Without the images, write out all of the following entries exactly.

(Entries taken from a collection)
■ ■ ■ ■

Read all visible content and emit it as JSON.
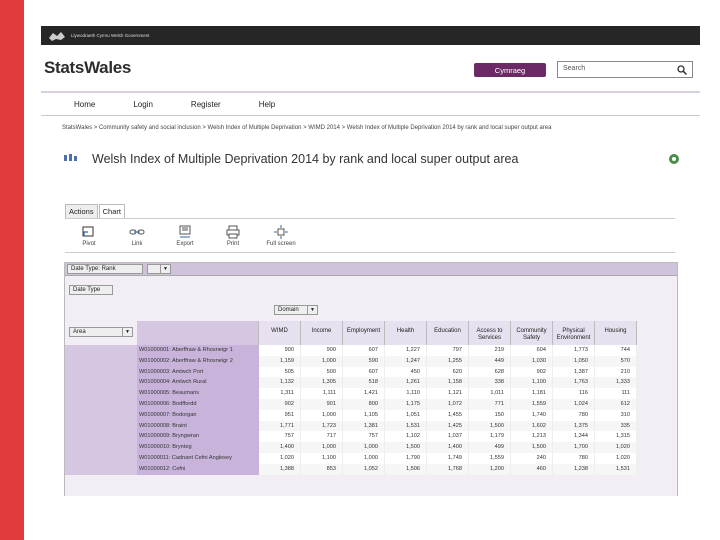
{
  "gov": {
    "text": "Llywodraeth Cymru Welsh Government"
  },
  "header": {
    "logo": "StatsWales",
    "cymraeg_label": "Cymraeg",
    "search_placeholder": "Search"
  },
  "nav": [
    {
      "label": "Home"
    },
    {
      "label": "Login"
    },
    {
      "label": "Register"
    },
    {
      "label": "Help"
    }
  ],
  "breadcrumb": "StatsWales > Community safety and social inclusion > Welsh Index of Multiple Deprivation > WIMD 2014 > Welsh Index of Multiple Deprivation 2014 by rank and local super output area",
  "title": "Welsh Index of Multiple Deprivation 2014 by rank and local super output area",
  "tabs": [
    {
      "label": "Actions"
    },
    {
      "label": "Chart"
    }
  ],
  "toolbar": [
    {
      "label": "Pivot",
      "icon": "pivot-icon"
    },
    {
      "label": "Link",
      "icon": "link-icon"
    },
    {
      "label": "Export",
      "icon": "export-icon"
    },
    {
      "label": "Print",
      "icon": "print-icon"
    },
    {
      "label": "Full screen",
      "icon": "fullscreen-icon"
    }
  ],
  "controls": {
    "date_type": "Date Type: Rank",
    "date_type_btn": "Date Type",
    "domain": "Domain",
    "area": "Area"
  },
  "columns": [
    {
      "label": "WIMD"
    },
    {
      "label": "Income"
    },
    {
      "label": "Employment"
    },
    {
      "label": "Health"
    },
    {
      "label": "Education"
    },
    {
      "label": "Access to Services"
    },
    {
      "label": "Community Safety"
    },
    {
      "label": "Physical Environment"
    },
    {
      "label": "Housing"
    }
  ],
  "rows": [
    {
      "code": "W01000001: Aberffraw & Rhosneigr 1",
      "values": [
        "900",
        "900",
        "607",
        "1,227",
        "797",
        "219",
        "604",
        "1,773",
        "744"
      ]
    },
    {
      "code": "W01000002: Aberffraw & Rhosneigr 2",
      "values": [
        "1,159",
        "1,000",
        "590",
        "1,247",
        "1,255",
        "449",
        "1,030",
        "1,050",
        "570"
      ]
    },
    {
      "code": "W01000003: Amlwch Port",
      "values": [
        "505",
        "500",
        "607",
        "450",
        "620",
        "628",
        "902",
        "1,387",
        "210"
      ]
    },
    {
      "code": "W01000004: Amlwch Rural",
      "values": [
        "1,132",
        "1,305",
        "518",
        "1,261",
        "1,158",
        "338",
        "1,100",
        "1,763",
        "1,333"
      ]
    },
    {
      "code": "W01000005: Beaumaris",
      "values": [
        "1,311",
        "1,111",
        "1,421",
        "1,110",
        "1,121",
        "1,011",
        "1,181",
        "116",
        "111"
      ]
    },
    {
      "code": "W01000006: Bodffordd",
      "values": [
        "902",
        "901",
        "800",
        "1,175",
        "1,072",
        "771",
        "1,559",
        "1,024",
        "612"
      ]
    },
    {
      "code": "W01000007: Bodorgan",
      "values": [
        "951",
        "1,000",
        "1,105",
        "1,051",
        "1,455",
        "150",
        "1,740",
        "780",
        "310"
      ]
    },
    {
      "code": "W01000008: Braint",
      "values": [
        "1,771",
        "1,723",
        "1,381",
        "1,531",
        "1,425",
        "1,500",
        "1,602",
        "1,375",
        "335"
      ]
    },
    {
      "code": "W01000009: Bryngwran",
      "values": [
        "757",
        "717",
        "757",
        "1,102",
        "1,037",
        "1,179",
        "1,213",
        "1,344",
        "1,315"
      ]
    },
    {
      "code": "W01000010: Brynteg",
      "values": [
        "1,400",
        "1,000",
        "1,000",
        "1,500",
        "1,400",
        "499",
        "1,500",
        "1,700",
        "1,020"
      ]
    },
    {
      "code": "W01000011: Cadnant Cefni Anglesey",
      "values": [
        "1,020",
        "1,100",
        "1,000",
        "1,790",
        "1,749",
        "1,559",
        "240",
        "780",
        "1,020"
      ]
    },
    {
      "code": "W01000012: Cefni",
      "values": [
        "1,388",
        "853",
        "1,052",
        "1,506",
        "1,768",
        "1,200",
        "460",
        "1,238",
        "1,531"
      ]
    }
  ]
}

■ ■ ■ ■

Result for this exercise:
Read all visible content and emit it as JSON.
{
  "gov": {
    "text": "Llywodraeth Cymru Welsh Government"
  },
  "header": {
    "logo": "StatsWales",
    "cymraeg_label": "Cymraeg",
    "search_placeholder": "Search"
  },
  "nav": [
    {
      "label": "Home"
    },
    {
      "label": "Login"
    },
    {
      "label": "Register"
    },
    {
      "label": "Help"
    }
  ],
  "breadcrumb": "StatsWales > Community safety and social inclusion > Welsh Index of Multiple Deprivation > WIMD 2014 > Welsh Index of Multiple Deprivation 2014 by rank and local super output area",
  "title": "Welsh Index of Multiple Deprivation 2014 by rank and local super output area",
  "tabs": [
    {
      "label": "Actions"
    },
    {
      "label": "Chart"
    }
  ],
  "toolbar": [
    {
      "label": "Pivot",
      "icon": "pivot-icon"
    },
    {
      "label": "Link",
      "icon": "link-icon"
    },
    {
      "label": "Export",
      "icon": "export-icon"
    },
    {
      "label": "Print",
      "icon": "print-icon"
    },
    {
      "label": "Full screen",
      "icon": "fullscreen-icon"
    }
  ],
  "controls": {
    "date_type": "Date Type: Rank",
    "date_type_btn": "Date Type",
    "domain": "Domain",
    "area": "Area"
  },
  "columns": [
    {
      "label": "WIMD"
    },
    {
      "label": "Income"
    },
    {
      "label": "Employment"
    },
    {
      "label": "Health"
    },
    {
      "label": "Education"
    },
    {
      "label": "Access to Services"
    },
    {
      "label": "Community Safety"
    },
    {
      "label": "Physical Environment"
    },
    {
      "label": "Housing"
    }
  ],
  "rows": [
    {
      "code": "W01000001: Aberffraw & Rhosneigr 1",
      "values": [
        "900",
        "900",
        "607",
        "1,227",
        "797",
        "219",
        "604",
        "1,773",
        "744"
      ]
    },
    {
      "code": "W01000002: Aberffraw & Rhosneigr 2",
      "values": [
        "1,159",
        "1,000",
        "590",
        "1,247",
        "1,255",
        "449",
        "1,030",
        "1,050",
        "570"
      ]
    },
    {
      "code": "W01000003: Amlwch Port",
      "values": [
        "505",
        "500",
        "607",
        "450",
        "620",
        "628",
        "902",
        "1,387",
        "210"
      ]
    },
    {
      "code": "W01000004: Amlwch Rural",
      "values": [
        "1,132",
        "1,305",
        "518",
        "1,261",
        "1,158",
        "338",
        "1,100",
        "1,763",
        "1,333"
      ]
    },
    {
      "code": "W01000005: Beaumaris",
      "values": [
        "1,311",
        "1,111",
        "1,421",
        "1,110",
        "1,121",
        "1,011",
        "1,181",
        "116",
        "111"
      ]
    },
    {
      "code": "W01000006: Bodffordd",
      "values": [
        "902",
        "901",
        "800",
        "1,175",
        "1,072",
        "771",
        "1,559",
        "1,024",
        "612"
      ]
    },
    {
      "code": "W01000007: Bodorgan",
      "values": [
        "951",
        "1,000",
        "1,105",
        "1,051",
        "1,455",
        "150",
        "1,740",
        "780",
        "310"
      ]
    },
    {
      "code": "W01000008: Braint",
      "values": [
        "1,771",
        "1,723",
        "1,381",
        "1,531",
        "1,425",
        "1,500",
        "1,602",
        "1,375",
        "335"
      ]
    },
    {
      "code": "W01000009: Bryngwran",
      "values": [
        "757",
        "717",
        "757",
        "1,102",
        "1,037",
        "1,179",
        "1,213",
        "1,344",
        "1,315"
      ]
    },
    {
      "code": "W01000010: Brynteg",
      "values": [
        "1,400",
        "1,000",
        "1,000",
        "1,500",
        "1,400",
        "499",
        "1,500",
        "1,700",
        "1,020"
      ]
    },
    {
      "code": "W01000011: Cadnant Cefni Anglesey",
      "values": [
        "1,020",
        "1,100",
        "1,000",
        "1,790",
        "1,749",
        "1,559",
        "240",
        "780",
        "1,020"
      ]
    },
    {
      "code": "W01000012: Cefni",
      "values": [
        "1,388",
        "853",
        "1,052",
        "1,506",
        "1,768",
        "1,200",
        "460",
        "1,238",
        "1,531"
      ]
    }
  ]
}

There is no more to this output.